_Records supplied:_
* * * * * * * * *
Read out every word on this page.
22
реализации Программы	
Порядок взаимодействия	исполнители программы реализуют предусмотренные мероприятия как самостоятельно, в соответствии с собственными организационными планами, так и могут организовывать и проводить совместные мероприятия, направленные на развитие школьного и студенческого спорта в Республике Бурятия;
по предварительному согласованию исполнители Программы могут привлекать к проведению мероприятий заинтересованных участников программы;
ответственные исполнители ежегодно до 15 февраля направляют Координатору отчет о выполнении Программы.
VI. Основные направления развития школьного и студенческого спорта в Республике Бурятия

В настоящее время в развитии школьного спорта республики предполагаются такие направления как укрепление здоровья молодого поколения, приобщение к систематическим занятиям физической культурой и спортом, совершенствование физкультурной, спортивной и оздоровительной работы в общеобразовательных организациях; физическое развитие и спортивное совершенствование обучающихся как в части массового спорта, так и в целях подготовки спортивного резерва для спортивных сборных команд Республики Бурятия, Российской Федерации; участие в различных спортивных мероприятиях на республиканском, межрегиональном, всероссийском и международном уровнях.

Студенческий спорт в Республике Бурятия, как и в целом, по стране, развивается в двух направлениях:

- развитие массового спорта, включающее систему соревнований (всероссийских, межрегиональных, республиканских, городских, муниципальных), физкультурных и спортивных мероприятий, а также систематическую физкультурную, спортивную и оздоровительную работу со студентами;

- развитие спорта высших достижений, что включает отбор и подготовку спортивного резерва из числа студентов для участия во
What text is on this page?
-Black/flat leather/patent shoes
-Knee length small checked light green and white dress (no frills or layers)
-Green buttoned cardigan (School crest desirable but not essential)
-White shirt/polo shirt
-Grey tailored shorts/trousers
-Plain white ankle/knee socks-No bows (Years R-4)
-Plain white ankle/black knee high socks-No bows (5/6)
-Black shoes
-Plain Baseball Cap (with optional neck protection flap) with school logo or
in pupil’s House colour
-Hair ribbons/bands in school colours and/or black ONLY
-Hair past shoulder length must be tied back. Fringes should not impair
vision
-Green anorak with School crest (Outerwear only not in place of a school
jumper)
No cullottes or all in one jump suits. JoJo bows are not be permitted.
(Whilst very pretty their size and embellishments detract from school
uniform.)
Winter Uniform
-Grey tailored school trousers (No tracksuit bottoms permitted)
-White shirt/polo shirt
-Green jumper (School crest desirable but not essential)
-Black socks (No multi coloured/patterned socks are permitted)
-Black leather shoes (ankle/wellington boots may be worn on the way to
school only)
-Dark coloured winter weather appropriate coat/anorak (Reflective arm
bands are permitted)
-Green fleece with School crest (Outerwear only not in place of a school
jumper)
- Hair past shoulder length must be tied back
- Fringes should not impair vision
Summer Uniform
* * * * * * * * *
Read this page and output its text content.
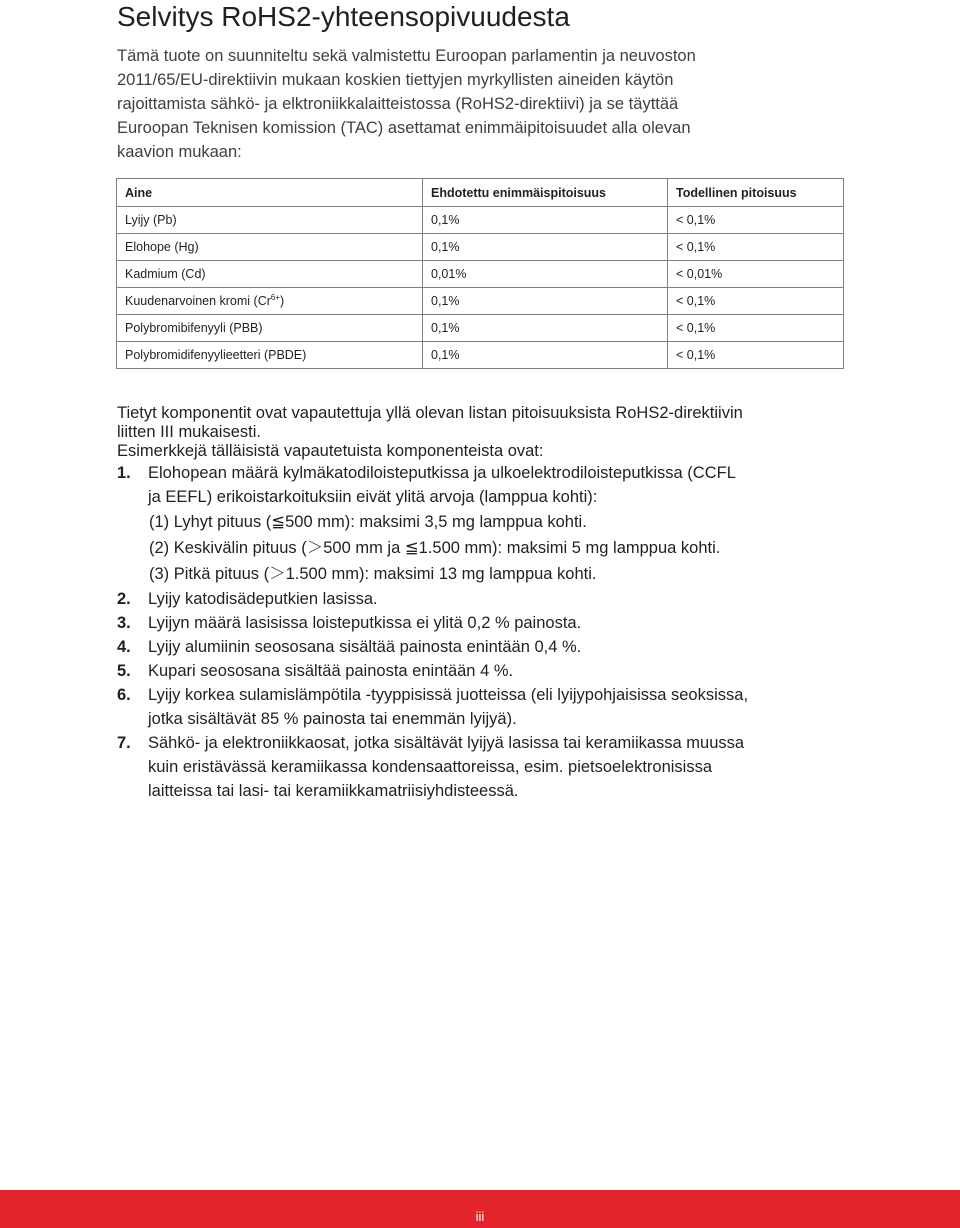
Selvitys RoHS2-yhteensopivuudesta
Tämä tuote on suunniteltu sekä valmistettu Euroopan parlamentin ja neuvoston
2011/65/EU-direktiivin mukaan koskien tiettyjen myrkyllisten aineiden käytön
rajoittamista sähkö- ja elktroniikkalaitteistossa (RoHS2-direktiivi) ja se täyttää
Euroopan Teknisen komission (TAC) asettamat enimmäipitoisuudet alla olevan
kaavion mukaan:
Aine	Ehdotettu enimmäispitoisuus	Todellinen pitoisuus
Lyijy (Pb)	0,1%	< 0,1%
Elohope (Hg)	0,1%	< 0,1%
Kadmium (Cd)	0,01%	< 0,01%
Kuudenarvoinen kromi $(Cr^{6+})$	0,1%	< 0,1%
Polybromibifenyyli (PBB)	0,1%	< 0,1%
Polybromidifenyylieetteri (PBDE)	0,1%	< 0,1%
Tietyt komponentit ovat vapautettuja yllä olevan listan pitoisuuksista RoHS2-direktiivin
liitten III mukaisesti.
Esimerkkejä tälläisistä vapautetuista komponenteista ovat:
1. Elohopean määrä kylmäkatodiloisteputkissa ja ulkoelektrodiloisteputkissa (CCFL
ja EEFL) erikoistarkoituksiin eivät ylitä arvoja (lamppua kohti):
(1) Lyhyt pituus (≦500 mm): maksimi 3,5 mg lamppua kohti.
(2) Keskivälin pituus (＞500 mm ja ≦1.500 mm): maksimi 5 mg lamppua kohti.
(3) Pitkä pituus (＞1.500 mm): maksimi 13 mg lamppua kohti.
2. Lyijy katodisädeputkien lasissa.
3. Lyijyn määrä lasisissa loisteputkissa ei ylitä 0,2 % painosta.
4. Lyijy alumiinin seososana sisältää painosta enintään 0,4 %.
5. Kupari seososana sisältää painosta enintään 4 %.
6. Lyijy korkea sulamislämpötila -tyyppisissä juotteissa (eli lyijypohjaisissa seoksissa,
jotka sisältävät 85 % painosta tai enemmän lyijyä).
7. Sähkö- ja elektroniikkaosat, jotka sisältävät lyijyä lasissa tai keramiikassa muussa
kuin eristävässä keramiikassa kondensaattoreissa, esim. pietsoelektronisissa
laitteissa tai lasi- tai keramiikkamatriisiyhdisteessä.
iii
* * * * * * * * *
Pick out every line of the listing containing the word "page", and show those lines.

Read out every word on this page.
What text is on this page?
Read this page and output its text content.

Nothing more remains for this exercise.